------ Bron ------
Transschool, boekje voor leerkrachten, ‘Antwoorden op je eerste vragen over transgenderleerlingen’.
Kritische analyse op het boekje 'Transschool' van Cavaria, 2023.

Bron: Boekje ‘transschool’ van Cavaria >>


WAT MOET JE DOEN ALS DE OUDER(S) MOEITE HEBBEN MET DE ACCEPTATIE VAN DE TRANSITIE HUN KIND (pagina 14).
Cavaria:

Elke school streeft naar een goede samenwerking met de ouders. De begeleiding van een transkind is één van de kwesties waarbij het belangrijk is dat ouders en school op één lijn zitten. In sommige gevallen weigeren ouders echter elke vorm van medewerking. Hier kunnen veel verschillende redenen voor zijn, zoals bijvoorbeeld culturele of sociale achtergrond, religieuze overtuiging, familiale omstandigheden, financiële kwesties... Het is in dat geval nog belangrijker om als school de transleerling te blijven steunen.

De school is mogelijk de enige plaats waar de leerling zich veilig en begrepen voelt en zichzelf kan zijn. Schakel in dit geval ook zeker het CLB in en blijf proberen om de ouders op een of andere manier mee te nemen in het verhaal.


'Het is in dit geval nog belangrijker om als school de transleerling te blijven steunen’ ook als de ouders er niet achterstaan??


Reactie:

  • Het is onverantwoord dat Cavaria voorstelt aan de school om in de eerste plaats de wens van het kind te volgen en de ouders te negeren en door te verwijzen naar CLB. De ouders kennen nochtans het best hun eigen kind.

  • Het recht op zelfbeschikking van het kind krijgt voorrang op de rechten van de ouders volgens Cavaria, zelfs ten aanzien van onvolwassen kinderen. Kinderen en tieners zijn niet in staat de gevolgen van zo’n ingrijpende beslissing te overzien op lange termijn.
    Zij hebben de raad van hun ouders nodig
    .

  • Onderzoek toont aan: ‘Als jongeren met genderdysforie hun natuurlijke puberteit doormaken, zullen deze gevoelens van genderdysforie slechts bij een kleine 12 procent blijven bestaan op volwassen leeftijd.’

    ‘Bij 88 % van de gevallen verdwijnt de genderdysforie spontaan gedurende de puberteit!!’

  • Dit is nog een reden om niet te vlug in te gaan op de vraag van het kind en met iedere vorm van transitie te wachten tot de volwassen leeftijd. Men kan intussen wel in de nodige psychologische begeleiding voorzien.
------ Opgeslagen gegevens ------
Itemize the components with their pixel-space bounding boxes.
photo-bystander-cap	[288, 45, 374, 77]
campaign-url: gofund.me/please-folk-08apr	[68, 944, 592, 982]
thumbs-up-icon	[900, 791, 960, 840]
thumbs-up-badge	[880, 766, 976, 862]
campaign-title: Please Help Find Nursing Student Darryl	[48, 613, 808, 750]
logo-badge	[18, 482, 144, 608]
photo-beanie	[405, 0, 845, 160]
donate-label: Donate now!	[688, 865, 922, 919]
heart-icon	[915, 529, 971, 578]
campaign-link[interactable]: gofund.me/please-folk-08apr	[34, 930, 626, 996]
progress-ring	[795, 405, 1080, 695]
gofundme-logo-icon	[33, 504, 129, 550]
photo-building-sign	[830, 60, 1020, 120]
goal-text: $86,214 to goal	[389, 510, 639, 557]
------
## Uit te voeren taken
1. Welke dienst moet de school volgens Cavaria in de analyse van het boekje Transschool zeker inschakelen wanneer ouders moeite hebben met de transitie van hun kind?
2. Geef voor elk van de volgende beweringen aan of zij overeenstemt met de analyse van het boekje Transschool. Antwoord telkens met ja of nee en citeer de doorslaggevende woorden.
(a) Volgens Cavaria kan een religieuze overtuiging een reden zijn waarom ouders elke medewerking weigeren.
(b) De reactie is het ermee eens dat de school in de eerste plaats de wens van het kind volgt.
(c) De reactie wijst psychologische begeleiding af zolang de volwassen leeftijd niet is bereikt.
3. Schrijf de analyse van het boekje Transschool verder, te beginnen na de laatste zin.

## Antwoorden per taak
1. Het CLB.

2.
(a) Ja: "zoals bijvoorbeeld culturele of sociale achtergrond, religieuze overtuiging"
(b) Nee: "Het is onverantwoord dat Cavaria voorstelt aan de school om in de eerste plaats de wens van het kind te volgen en de ouders te negeren"
(c) Nee: "Men kan intussen wel in de nodige psychologische begeleiding voorzien."

3.
GENDERIDENTITEIT BIJ TRANS EN NON-BINARIE PERSONEN. ZELFIDENTIFICATIE (pagina 6)
Cavaria:

Belangrijk om te weten is dat we steeds vertrekken vanuit zelfidentificatie: dit wil zeggen dat de persoon zelf bepaalt hoe die zijn/haar genderidentiteit omschrijft.


We vertrekken steeds van zelfidentificatie, dit wil zeggen: de persoon zelf bepaalt zijn genderidentiteit??


Dus de leerling mag zelf aangeven of die zich transvrouw of transman VOELT of non-binair of queer.

Reactie:

  • Door het recht op zelfidentificatie worden ouders en professionals buiten spel gezet. Dan is de bekrachtiging van een kinder- of jeugdpsychiater, wat een vereiste is voor jongeren tussen 16 en 18 jaar om hun geslacht officieel te wijzigen, van weinig betekenis (Bron>>). Zij kunnen enkel de jongeren helpen bij een goede zelfreflectie.

  • Een verkeerde zelfidentificatie kan leiden tot een verkeerd zelfbeeld.
  • Een verkeerd zelfbeeld kan leiden tot het verlangen naar transitie.

 


WAT KAN EEN TRANSITIE INHOUDEN VOOR DE PUBERTEIT? (pagina 9)
Cavaria:

Het doel is de genderidentiteit exploreren, een evenwicht vinden tussen voorkeuren, expressies en identiteit.

Wat houdt ‘genderidentiteit’ in volgens Cavaria? ‘Je innerlijke gevoel van vrouwelijkheid, mannelijkheid, queerness. Bijvoorbeeld: genderqueer, transgender, man, vrouw, genderfluïde... ‘(Bron>>).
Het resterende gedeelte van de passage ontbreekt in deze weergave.